# START OF Raw records

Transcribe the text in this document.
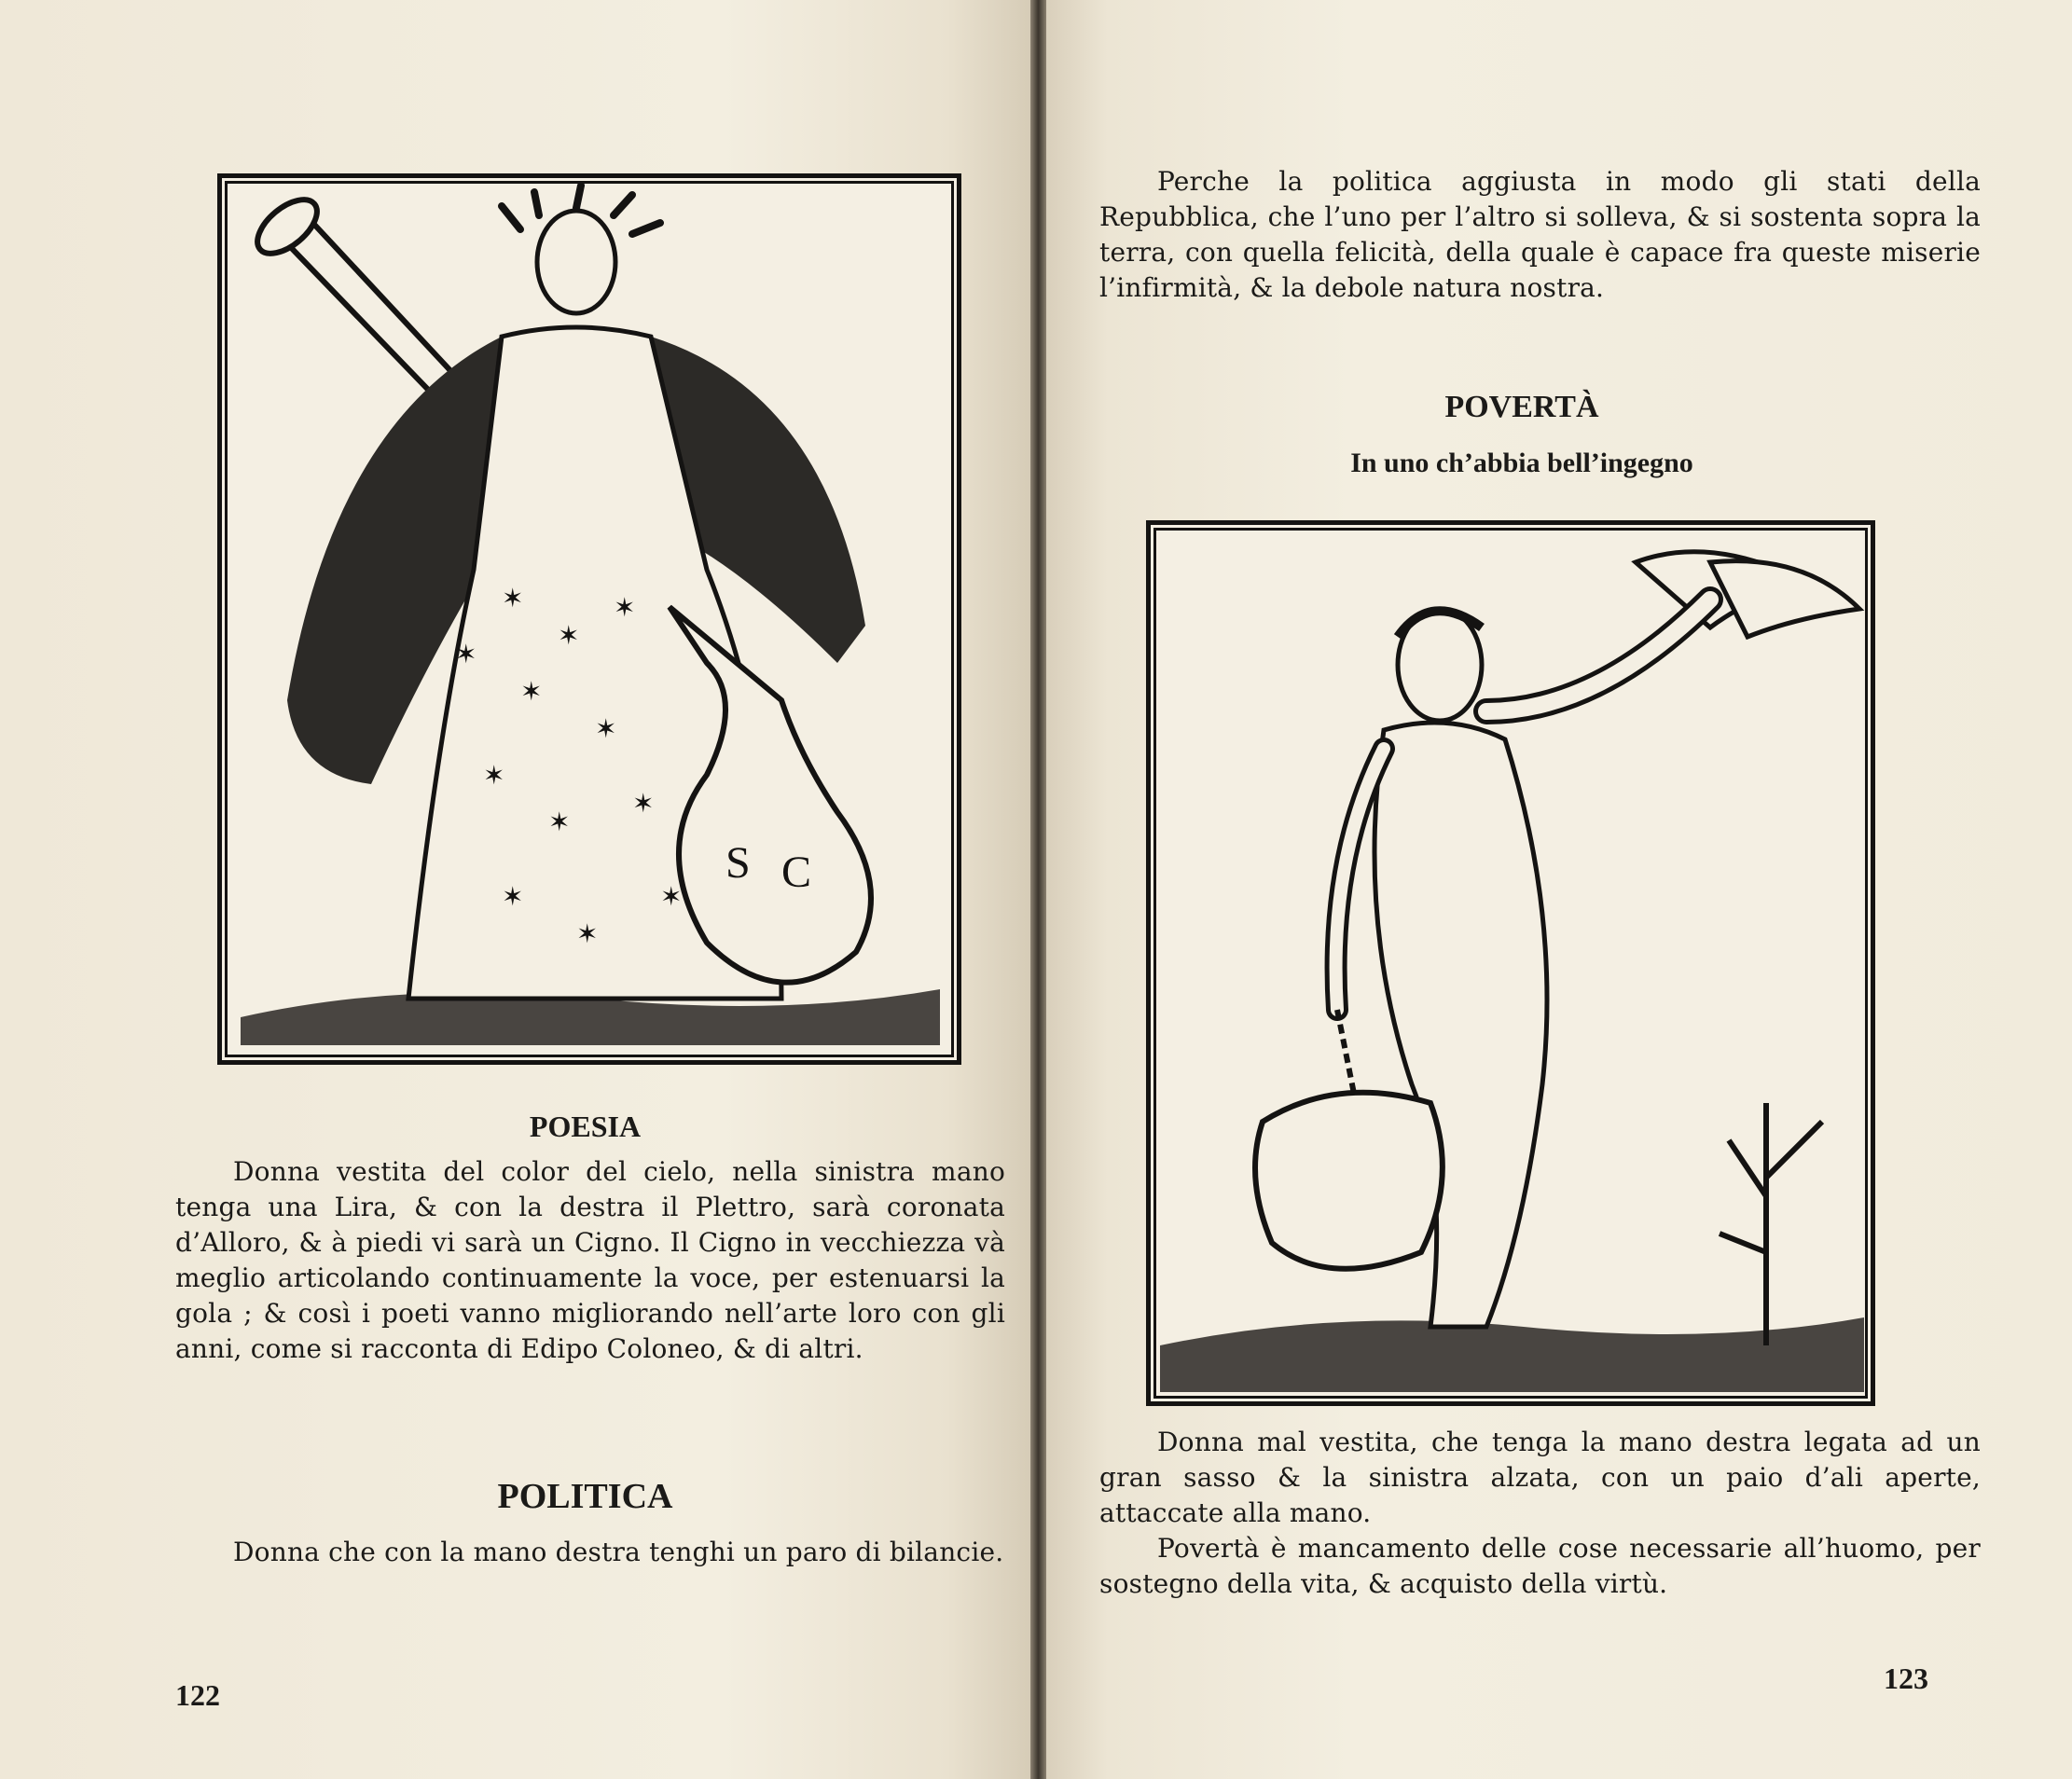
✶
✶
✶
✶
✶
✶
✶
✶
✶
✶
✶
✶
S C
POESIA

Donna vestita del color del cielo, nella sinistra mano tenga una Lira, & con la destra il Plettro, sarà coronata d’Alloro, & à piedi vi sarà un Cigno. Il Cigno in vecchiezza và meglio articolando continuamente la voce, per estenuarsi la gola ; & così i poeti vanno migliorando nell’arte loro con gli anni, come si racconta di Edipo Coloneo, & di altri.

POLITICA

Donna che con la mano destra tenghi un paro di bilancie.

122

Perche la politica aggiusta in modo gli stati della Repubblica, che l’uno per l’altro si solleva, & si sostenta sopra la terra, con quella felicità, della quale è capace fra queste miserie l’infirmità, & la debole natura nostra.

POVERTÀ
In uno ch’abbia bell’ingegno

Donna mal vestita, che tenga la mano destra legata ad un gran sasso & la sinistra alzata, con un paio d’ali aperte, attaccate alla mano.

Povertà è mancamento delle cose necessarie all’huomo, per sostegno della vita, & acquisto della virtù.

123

# END OF Raw records
# START OF Raw records

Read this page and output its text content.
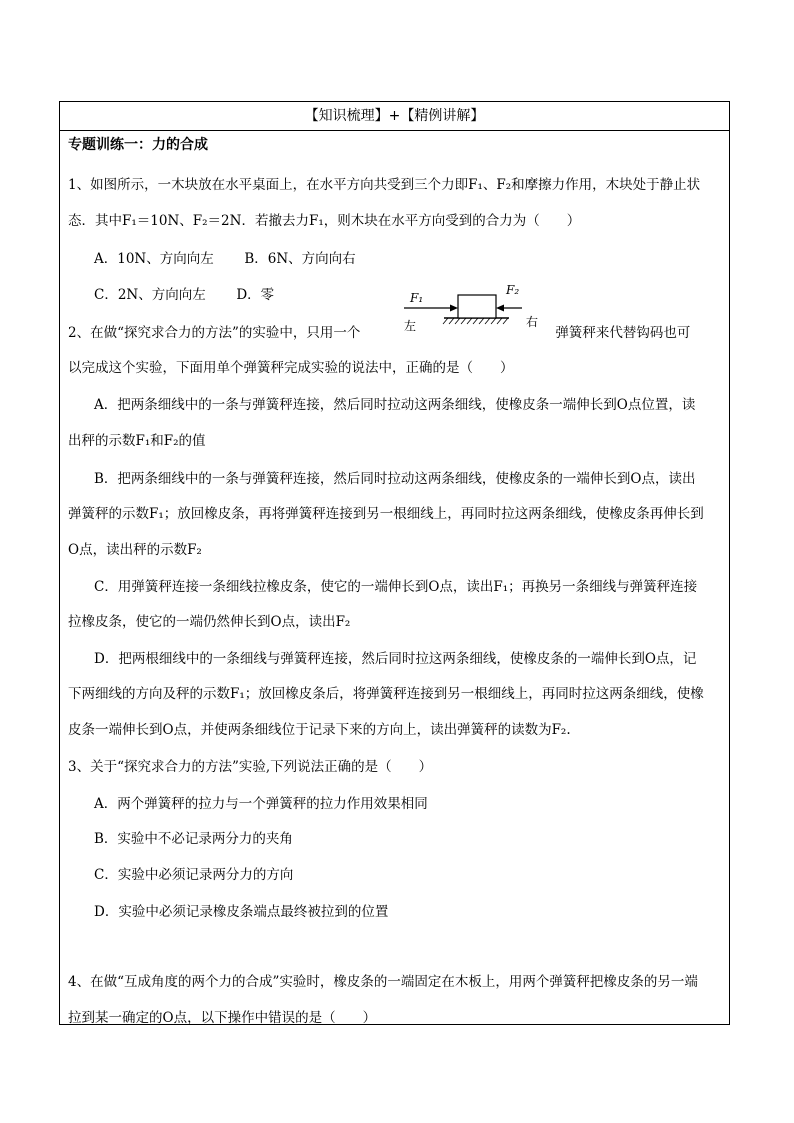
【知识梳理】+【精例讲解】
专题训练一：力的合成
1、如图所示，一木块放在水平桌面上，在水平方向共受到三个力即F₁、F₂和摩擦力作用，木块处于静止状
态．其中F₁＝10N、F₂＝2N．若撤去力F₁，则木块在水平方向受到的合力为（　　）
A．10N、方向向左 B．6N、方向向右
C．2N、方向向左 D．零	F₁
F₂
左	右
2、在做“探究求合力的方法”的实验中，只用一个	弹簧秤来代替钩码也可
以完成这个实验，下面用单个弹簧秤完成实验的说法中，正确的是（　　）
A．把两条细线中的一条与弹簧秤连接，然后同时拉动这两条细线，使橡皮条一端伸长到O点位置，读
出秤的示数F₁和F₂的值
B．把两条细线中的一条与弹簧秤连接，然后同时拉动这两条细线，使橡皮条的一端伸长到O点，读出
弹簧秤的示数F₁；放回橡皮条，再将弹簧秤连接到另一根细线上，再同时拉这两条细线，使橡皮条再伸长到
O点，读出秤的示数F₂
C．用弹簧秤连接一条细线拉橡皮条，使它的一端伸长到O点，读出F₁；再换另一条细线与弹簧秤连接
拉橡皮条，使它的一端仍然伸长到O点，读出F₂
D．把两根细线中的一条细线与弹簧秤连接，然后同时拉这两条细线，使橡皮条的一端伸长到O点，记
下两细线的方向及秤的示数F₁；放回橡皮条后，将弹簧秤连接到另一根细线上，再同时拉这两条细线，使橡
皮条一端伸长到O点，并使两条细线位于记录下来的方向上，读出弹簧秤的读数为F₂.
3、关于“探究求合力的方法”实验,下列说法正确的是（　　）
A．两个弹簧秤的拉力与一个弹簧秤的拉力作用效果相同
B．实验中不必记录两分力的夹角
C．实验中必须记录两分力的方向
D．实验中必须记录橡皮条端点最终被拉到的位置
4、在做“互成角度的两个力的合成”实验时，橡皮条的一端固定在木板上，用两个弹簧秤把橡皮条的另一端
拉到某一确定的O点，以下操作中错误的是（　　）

# END OF Raw records

**Exercise goal:** Out of the preceding entries, pull every line containing the string "della".

**Output below:**
Perche la politica aggiusta in modo gli stati della Repubblica, che l’uno per l’altro si solleva, & si sostenta sopra la terra, con quella felicità, della quale è capace fra queste miserie l’infirmità, & la debole natura nostra.
Povertà è mancamento delle cose necessarie all’huomo, per sostegno della vita, & acquisto della virtù.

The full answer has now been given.